_Requirement:_
For this exercise, repeat all of the material verbatim apart from its images.

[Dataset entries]
= = =

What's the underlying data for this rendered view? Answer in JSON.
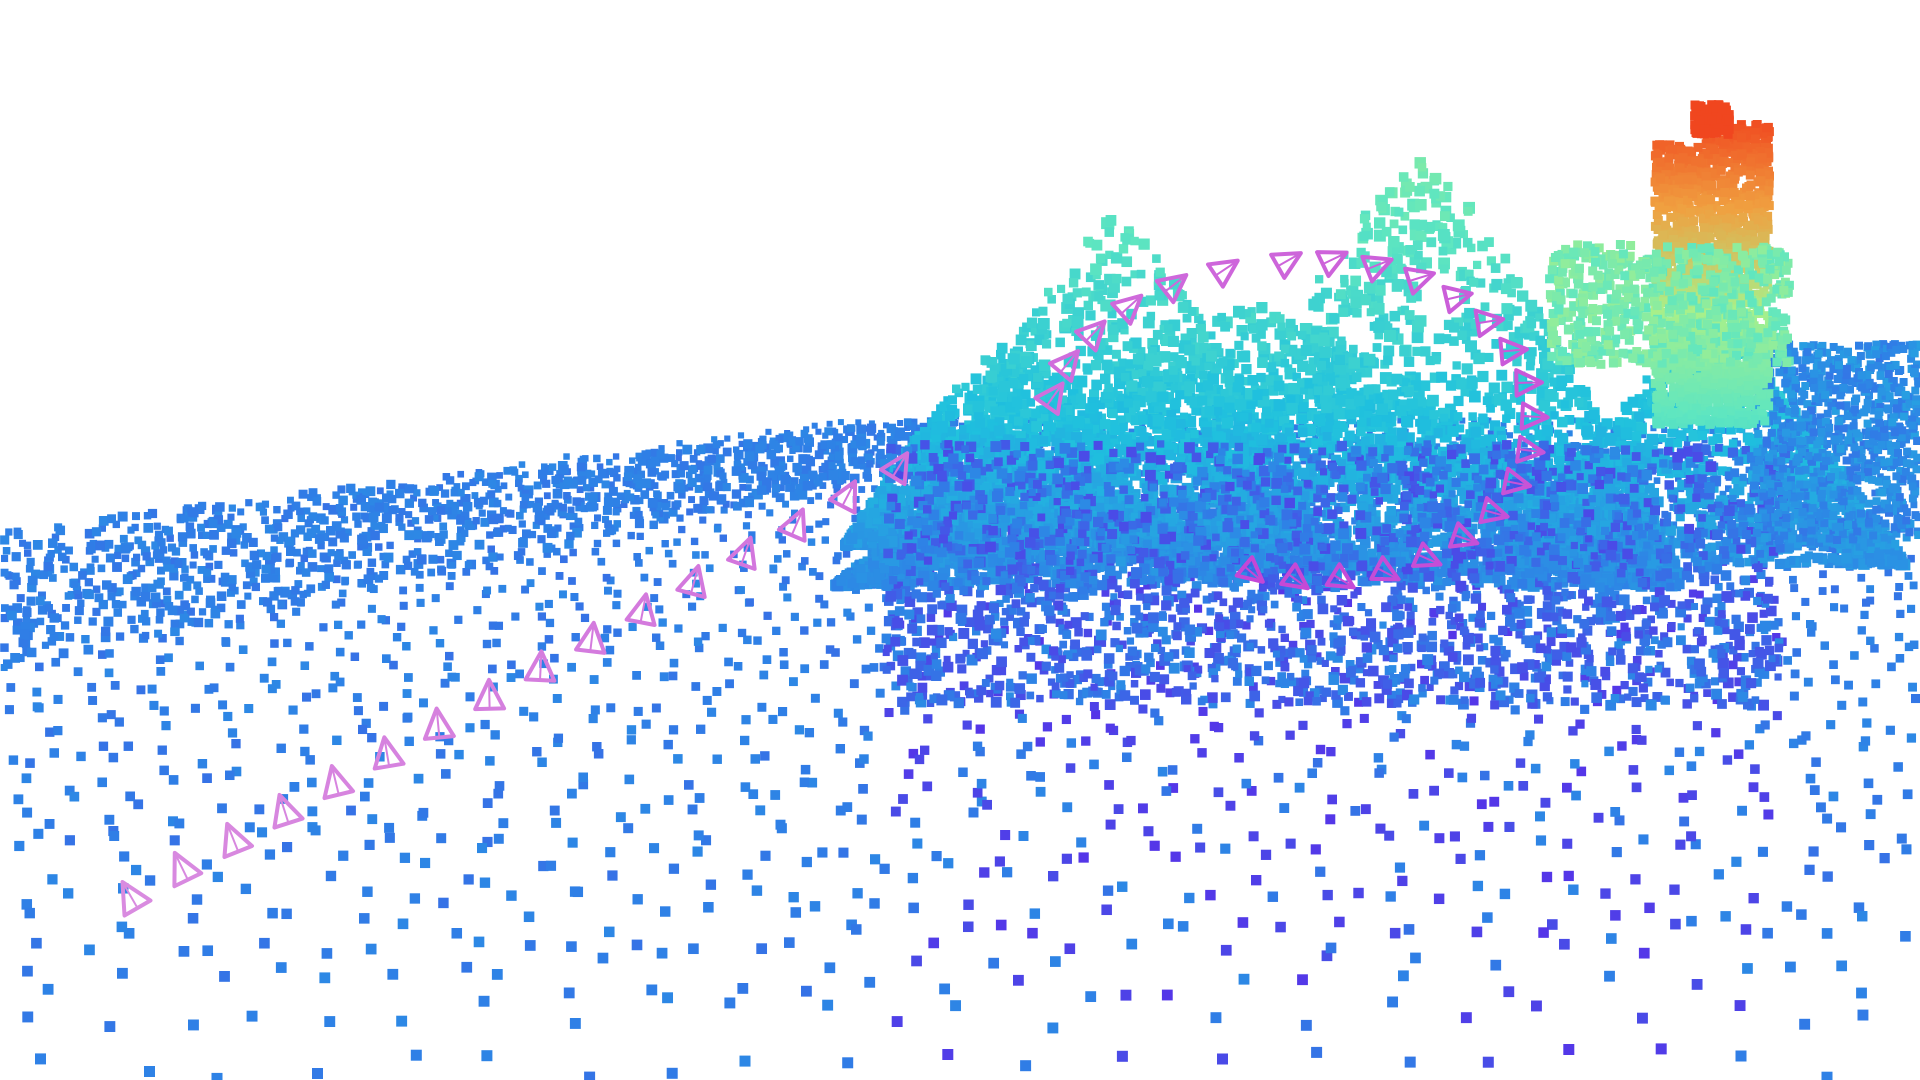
{
  "scene": {
    "type": "3d-point-cloud-voxel-render",
    "background": "#ffffff",
    "colormap": "rainbow-height",
    "colormap_stops": [
      "#5a2be8",
      "#2f7fe6",
      "#1fc0de",
      "#5fe6c0",
      "#a8f08a",
      "#f0a040",
      "#f03a1a"
    ],
    "camera_frustum_color_near": "#d98be0",
    "camera_frustum_color_far": "#c447d6",
    "camera_frustum_count": 40
  }
}
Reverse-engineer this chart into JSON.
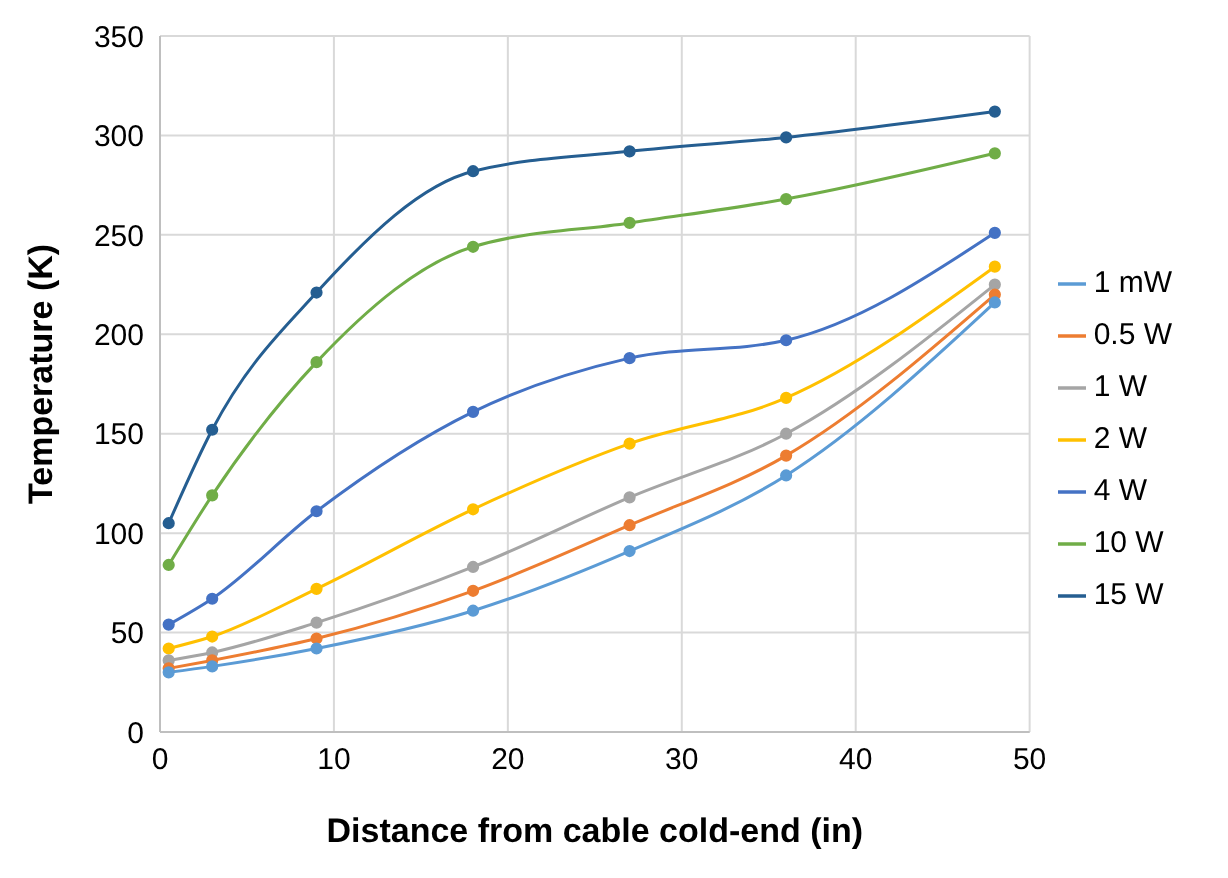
{
  "chart_data": {
    "type": "line",
    "xlabel": "Distance from cable cold-end (in)",
    "ylabel": "Temperature (K)",
    "x": [
      0.5,
      3,
      9,
      18,
      27,
      36,
      48
    ],
    "series": [
      {
        "name": "1 mW",
        "color": "#5b9bd5",
        "values": [
          30,
          33,
          42,
          61,
          91,
          129,
          216
        ]
      },
      {
        "name": "0.5 W",
        "color": "#ed7d31",
        "values": [
          32,
          36,
          47,
          71,
          104,
          139,
          220
        ]
      },
      {
        "name": "1 W",
        "color": "#a5a5a5",
        "values": [
          36,
          40,
          55,
          83,
          118,
          150,
          225
        ]
      },
      {
        "name": "2 W",
        "color": "#ffc000",
        "values": [
          42,
          48,
          72,
          112,
          145,
          168,
          234
        ]
      },
      {
        "name": "4 W",
        "color": "#4472c4",
        "values": [
          54,
          67,
          111,
          161,
          188,
          197,
          251
        ]
      },
      {
        "name": "10 W",
        "color": "#70ad47",
        "values": [
          84,
          119,
          186,
          244,
          256,
          268,
          291
        ]
      },
      {
        "name": "15 W",
        "color": "#255e91",
        "values": [
          105,
          152,
          221,
          282,
          292,
          299,
          312
        ]
      }
    ],
    "xlim": [
      0,
      50
    ],
    "xticks": [
      0,
      10,
      20,
      30,
      40,
      50
    ],
    "ylim": [
      0,
      350
    ],
    "yticks": [
      0,
      50,
      100,
      150,
      200,
      250,
      300,
      350
    ],
    "grid": true,
    "legend": "right",
    "marker": "circle",
    "line_style": "solid"
  }
}
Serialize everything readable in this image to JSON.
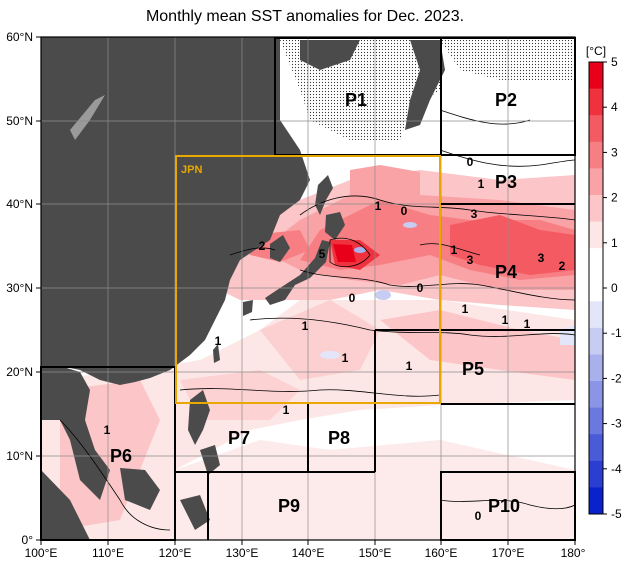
{
  "title": "Monthly mean SST anomalies for Dec. 2023.",
  "colorbar": {
    "unit": "[°C]",
    "ticks": [
      "5",
      "4",
      "3",
      "2",
      "1",
      "0",
      "-1",
      "-2",
      "-3",
      "-4",
      "-5"
    ],
    "colors": [
      "#e8001a",
      "#f0323f",
      "#f45a62",
      "#f77f84",
      "#f9a3a6",
      "#fcc6c8",
      "#fde6e6",
      "#ffffff",
      "#ffffff",
      "#e2e6f8",
      "#c6ccf2",
      "#a8b1ec",
      "#8a95e5",
      "#6a78df",
      "#4a5bd8",
      "#2a3fd2",
      "#0a22cc"
    ]
  },
  "axes": {
    "lon_labels": [
      "100°E",
      "110°E",
      "120°E",
      "130°E",
      "140°E",
      "150°E",
      "160°E",
      "170°E",
      "180°"
    ],
    "lat_labels": [
      "60°N",
      "50°N",
      "40°N",
      "30°N",
      "20°N",
      "10°N",
      "0°"
    ]
  },
  "regions": {
    "jpn": "JPN",
    "p1": "P1",
    "p2": "P2",
    "p3": "P3",
    "p4": "P4",
    "p5": "P5",
    "p6": "P6",
    "p7": "P7",
    "p8": "P8",
    "p9": "P9",
    "p10": "P10"
  },
  "contour_labels": [
    "1",
    "2",
    "5",
    "0",
    "1",
    "0",
    "0",
    "1",
    "1",
    "1",
    "3",
    "1",
    "3",
    "3",
    "2",
    "1",
    "1",
    "1",
    "1",
    "0",
    "1",
    "1",
    "0"
  ],
  "colors": {
    "land": "#4b4b4b",
    "jpn_box": "#e8a800",
    "grid": "#8c8c8c"
  }
}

= = =

_Output of the exercise:_
What's the underlying data for this rendered view? Answer in JSON.
{
  "scene": {
    "type": "3d-point-cloud-voxel-render",
    "background": "#ffffff",
    "colormap": "rainbow-height",
    "colormap_stops": [
      "#5a2be8",
      "#2f7fe6",
      "#1fc0de",
      "#5fe6c0",
      "#a8f08a",
      "#f0a040",
      "#f03a1a"
    ],
    "camera_frustum_color_near": "#d98be0",
    "camera_frustum_color_far": "#c447d6",
    "camera_frustum_count": 40
  }
}
Reverse-engineer this chart into JSON.
{
  "chart_data": {
    "type": "line",
    "xlabel": "Distance from cable cold-end (in)",
    "ylabel": "Temperature (K)",
    "x": [
      0.5,
      3,
      9,
      18,
      27,
      36,
      48
    ],
    "series": [
      {
        "name": "1 mW",
        "color": "#5b9bd5",
        "values": [
          30,
          33,
          42,
          61,
          91,
          129,
          216
        ]
      },
      {
        "name": "0.5 W",
        "color": "#ed7d31",
        "values": [
          32,
          36,
          47,
          71,
          104,
          139,
          220
        ]
      },
      {
        "name": "1 W",
        "color": "#a5a5a5",
        "values": [
          36,
          40,
          55,
          83,
          118,
          150,
          225
        ]
      },
      {
        "name": "2 W",
        "color": "#ffc000",
        "values": [
          42,
          48,
          72,
          112,
          145,
          168,
          234
        ]
      },
      {
        "name": "4 W",
        "color": "#4472c4",
        "values": [
          54,
          67,
          111,
          161,
          188,
          197,
          251
        ]
      },
      {
        "name": "10 W",
        "color": "#70ad47",
        "values": [
          84,
          119,
          186,
          244,
          256,
          268,
          291
        ]
      },
      {
        "name": "15 W",
        "color": "#255e91",
        "values": [
          105,
          152,
          221,
          282,
          292,
          299,
          312
        ]
      }
    ],
    "xlim": [
      0,
      50
    ],
    "xticks": [
      0,
      10,
      20,
      30,
      40,
      50
    ],
    "ylim": [
      0,
      350
    ],
    "yticks": [
      0,
      50,
      100,
      150,
      200,
      250,
      300,
      350
    ],
    "grid": true,
    "legend": "right",
    "marker": "circle",
    "line_style": "solid"
  }
}
Serialize everything readable in this image to JSON.
{
  "title": "Monthly mean SST anomalies for Dec. 2023.",
  "colorbar": {
    "unit": "[°C]",
    "ticks": [
      "5",
      "4",
      "3",
      "2",
      "1",
      "0",
      "-1",
      "-2",
      "-3",
      "-4",
      "-5"
    ],
    "colors": [
      "#e8001a",
      "#f0323f",
      "#f45a62",
      "#f77f84",
      "#f9a3a6",
      "#fcc6c8",
      "#fde6e6",
      "#ffffff",
      "#ffffff",
      "#e2e6f8",
      "#c6ccf2",
      "#a8b1ec",
      "#8a95e5",
      "#6a78df",
      "#4a5bd8",
      "#2a3fd2",
      "#0a22cc"
    ]
  },
  "axes": {
    "lon_labels": [
      "100°E",
      "110°E",
      "120°E",
      "130°E",
      "140°E",
      "150°E",
      "160°E",
      "170°E",
      "180°"
    ],
    "lat_labels": [
      "60°N",
      "50°N",
      "40°N",
      "30°N",
      "20°N",
      "10°N",
      "0°"
    ]
  },
  "regions": {
    "jpn": "JPN",
    "p1": "P1",
    "p2": "P2",
    "p3": "P3",
    "p4": "P4",
    "p5": "P5",
    "p6": "P6",
    "p7": "P7",
    "p8": "P8",
    "p9": "P9",
    "p10": "P10"
  },
  "contour_labels": [
    "1",
    "2",
    "5",
    "0",
    "1",
    "0",
    "0",
    "1",
    "1",
    "1",
    "3",
    "1",
    "3",
    "3",
    "2",
    "1",
    "1",
    "1",
    "1",
    "0",
    "1",
    "1",
    "0"
  ],
  "colors": {
    "land": "#4b4b4b",
    "jpn_box": "#e8a800",
    "grid": "#8c8c8c"
  }
}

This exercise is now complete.